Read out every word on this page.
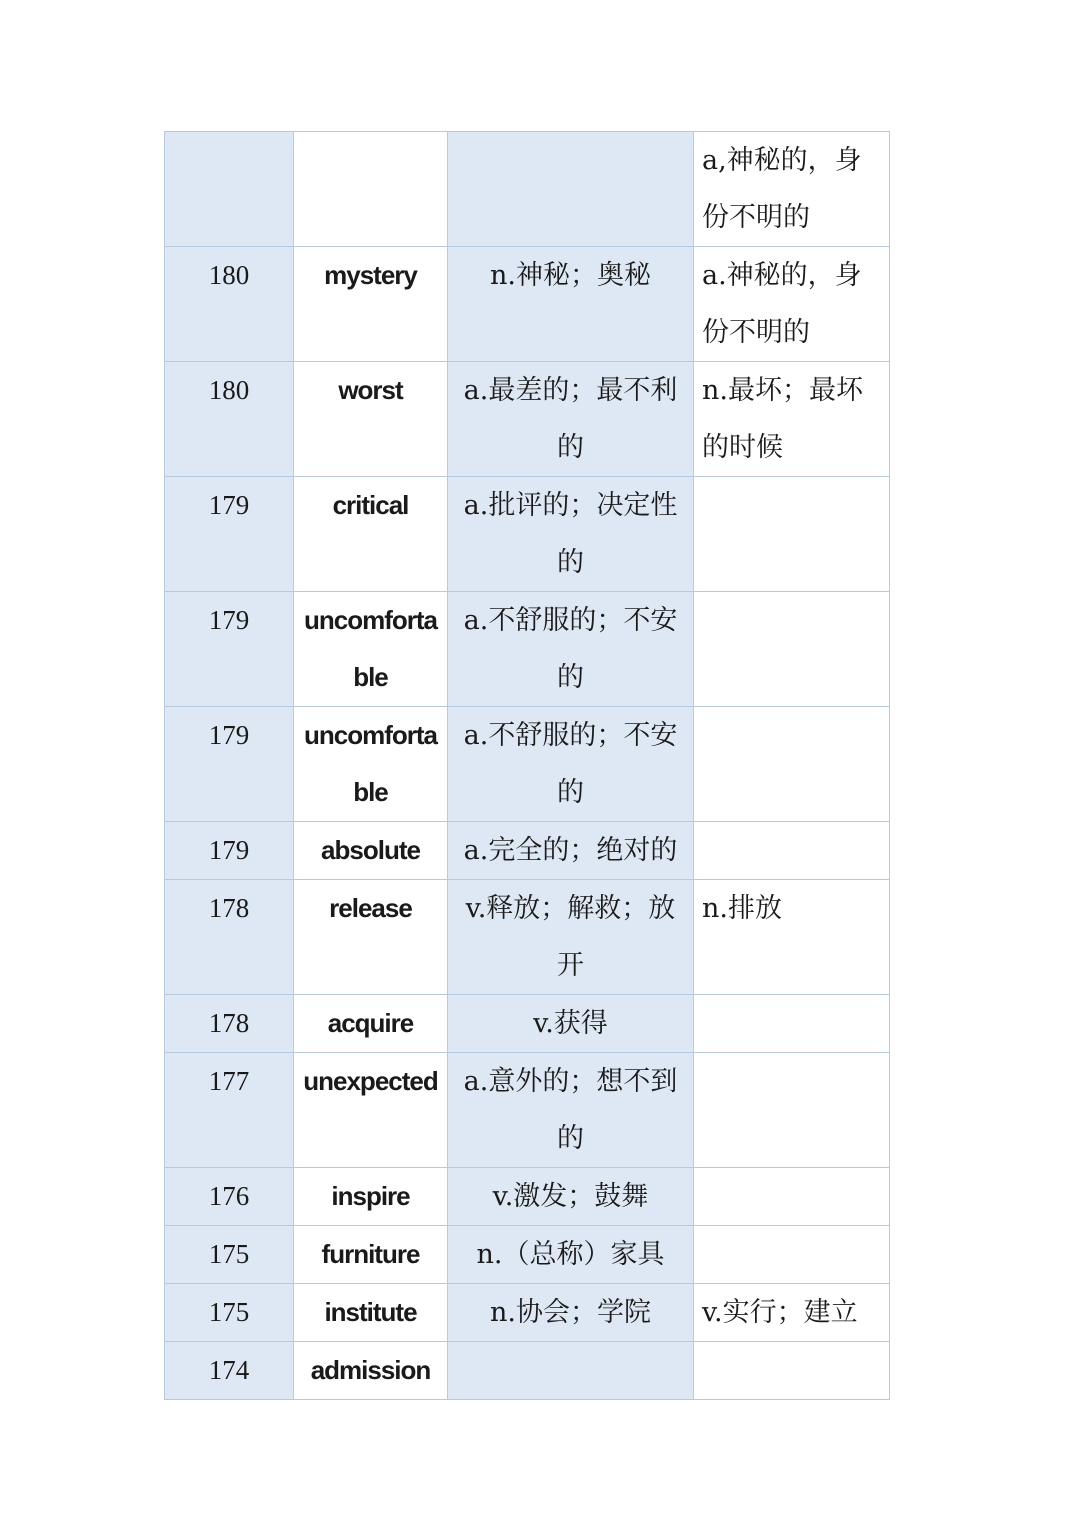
			a,神秘的，身份不明的
180	mystery	n.神秘；奥秘	a.神秘的，身份不明的
180	worst	a.最差的；最不利的	n.最坏；最坏的时候
179	critical	a.批评的；决定性的	
179	uncomfortable	a.不舒服的；不安的	
179	uncomfortable	a.不舒服的；不安的	
179	absolute	a.完全的；绝对的	
178	release	v.释放；解救；放开	n.排放
178	acquire	v.获得	
177	unexpected	a.意外的；想不到的	
176	inspire	v.激发；鼓舞	
175	furniture	n.（总称）家具	
175	institute	n.协会；学院	v.实行；建立
174	admission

***

**WHAT THIS TASK INVOLVES**
Look for lines containing the string "身份不明的" and copy them all.

**WRITTEN RESPONSE**
			a,神秘的，身份不明的
180	mystery	n.神秘；奥秘	a.神秘的，身份不明的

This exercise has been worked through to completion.